Description of the task >>
Check each line of the records for "structured"; collect those that have it.

Supplied records >>
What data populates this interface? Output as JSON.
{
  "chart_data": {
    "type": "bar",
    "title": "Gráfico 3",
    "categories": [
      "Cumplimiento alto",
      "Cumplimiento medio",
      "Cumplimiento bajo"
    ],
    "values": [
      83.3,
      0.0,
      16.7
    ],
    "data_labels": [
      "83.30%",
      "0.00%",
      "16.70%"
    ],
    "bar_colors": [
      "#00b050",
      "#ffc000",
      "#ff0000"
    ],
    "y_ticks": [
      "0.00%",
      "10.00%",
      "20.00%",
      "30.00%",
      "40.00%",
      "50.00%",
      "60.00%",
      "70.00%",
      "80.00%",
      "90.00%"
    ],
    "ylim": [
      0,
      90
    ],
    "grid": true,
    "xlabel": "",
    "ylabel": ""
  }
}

...

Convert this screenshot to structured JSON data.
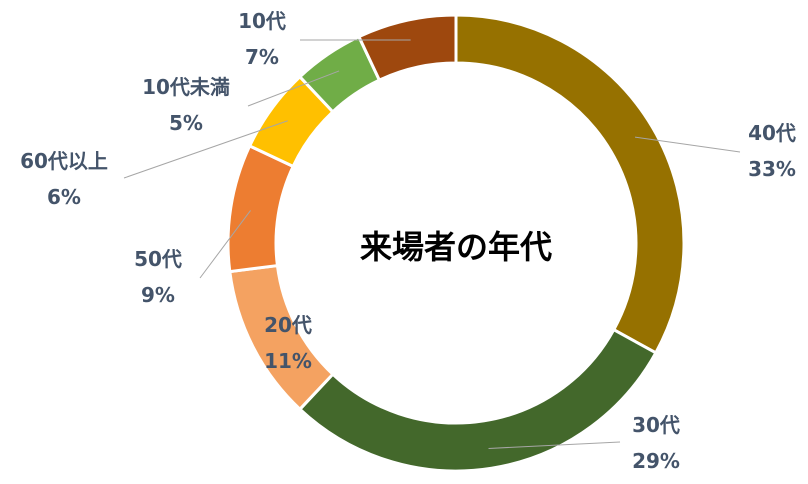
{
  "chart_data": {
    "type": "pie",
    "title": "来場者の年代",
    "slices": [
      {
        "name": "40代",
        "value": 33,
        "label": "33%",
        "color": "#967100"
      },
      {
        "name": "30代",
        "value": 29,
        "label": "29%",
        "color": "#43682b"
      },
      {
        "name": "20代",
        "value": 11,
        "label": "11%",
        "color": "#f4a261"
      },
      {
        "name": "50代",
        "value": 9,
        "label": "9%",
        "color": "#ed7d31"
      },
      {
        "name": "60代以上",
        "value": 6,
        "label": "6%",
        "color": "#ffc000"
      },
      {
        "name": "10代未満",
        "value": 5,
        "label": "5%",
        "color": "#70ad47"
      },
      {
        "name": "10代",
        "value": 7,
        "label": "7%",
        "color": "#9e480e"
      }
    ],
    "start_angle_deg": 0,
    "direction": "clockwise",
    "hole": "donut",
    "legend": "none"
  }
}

...

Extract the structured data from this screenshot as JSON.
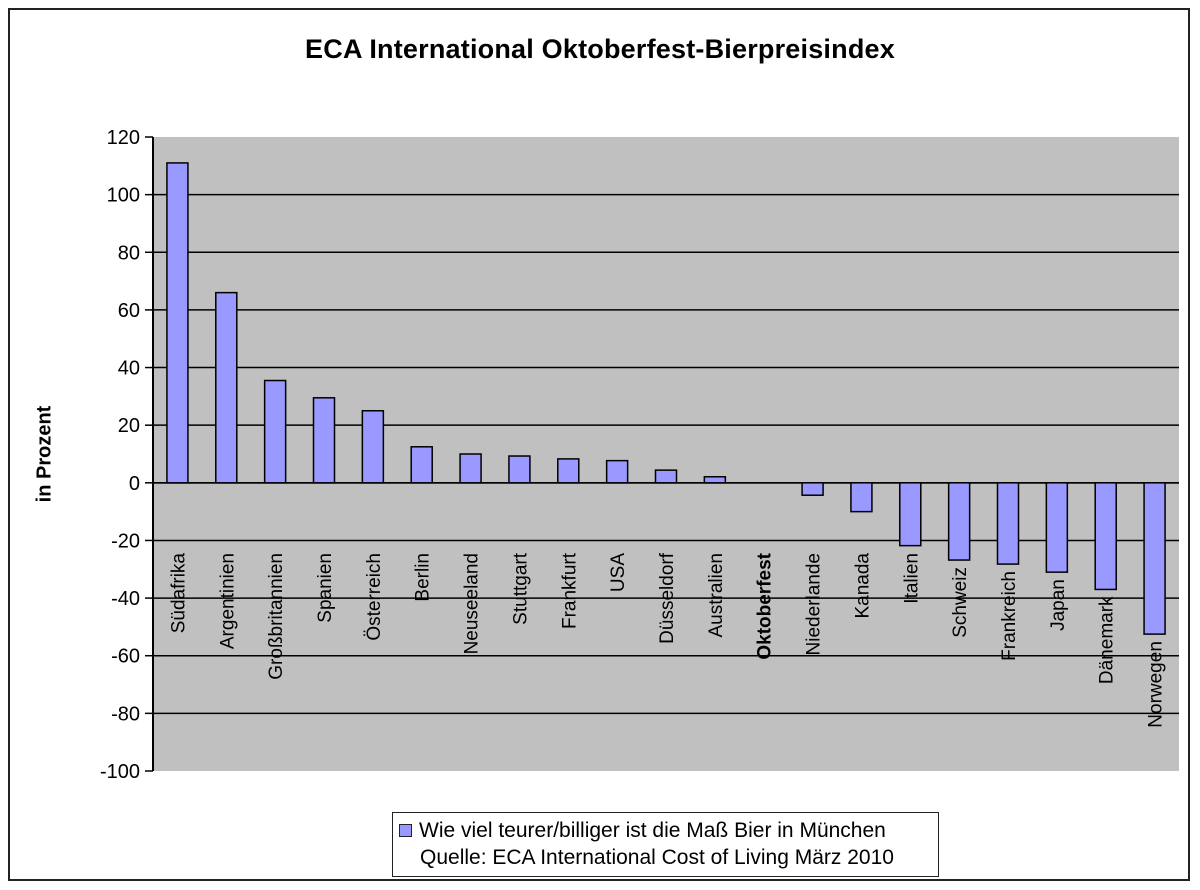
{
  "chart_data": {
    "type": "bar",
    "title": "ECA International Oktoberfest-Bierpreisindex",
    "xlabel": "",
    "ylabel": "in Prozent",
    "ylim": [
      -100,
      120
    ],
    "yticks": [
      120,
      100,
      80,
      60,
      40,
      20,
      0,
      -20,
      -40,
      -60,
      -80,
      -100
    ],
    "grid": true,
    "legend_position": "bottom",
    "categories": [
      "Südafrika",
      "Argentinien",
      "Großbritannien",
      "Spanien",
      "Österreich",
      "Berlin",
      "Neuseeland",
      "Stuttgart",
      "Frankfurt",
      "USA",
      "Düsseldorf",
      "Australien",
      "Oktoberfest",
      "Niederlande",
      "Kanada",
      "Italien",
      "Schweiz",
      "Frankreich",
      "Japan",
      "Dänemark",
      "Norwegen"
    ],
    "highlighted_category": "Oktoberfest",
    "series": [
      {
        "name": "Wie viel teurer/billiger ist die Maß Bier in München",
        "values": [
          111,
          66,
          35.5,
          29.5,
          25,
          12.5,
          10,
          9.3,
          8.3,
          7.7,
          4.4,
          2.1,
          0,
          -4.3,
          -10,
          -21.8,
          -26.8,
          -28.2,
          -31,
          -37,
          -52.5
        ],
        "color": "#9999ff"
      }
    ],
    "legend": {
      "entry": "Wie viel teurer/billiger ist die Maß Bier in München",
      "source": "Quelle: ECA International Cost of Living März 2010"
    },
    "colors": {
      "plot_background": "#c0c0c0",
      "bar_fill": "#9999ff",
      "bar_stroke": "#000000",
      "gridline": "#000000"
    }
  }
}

Task answer >>
Convert this screenshot to structured JSON data.
Extract the structured data from this screenshot as JSON.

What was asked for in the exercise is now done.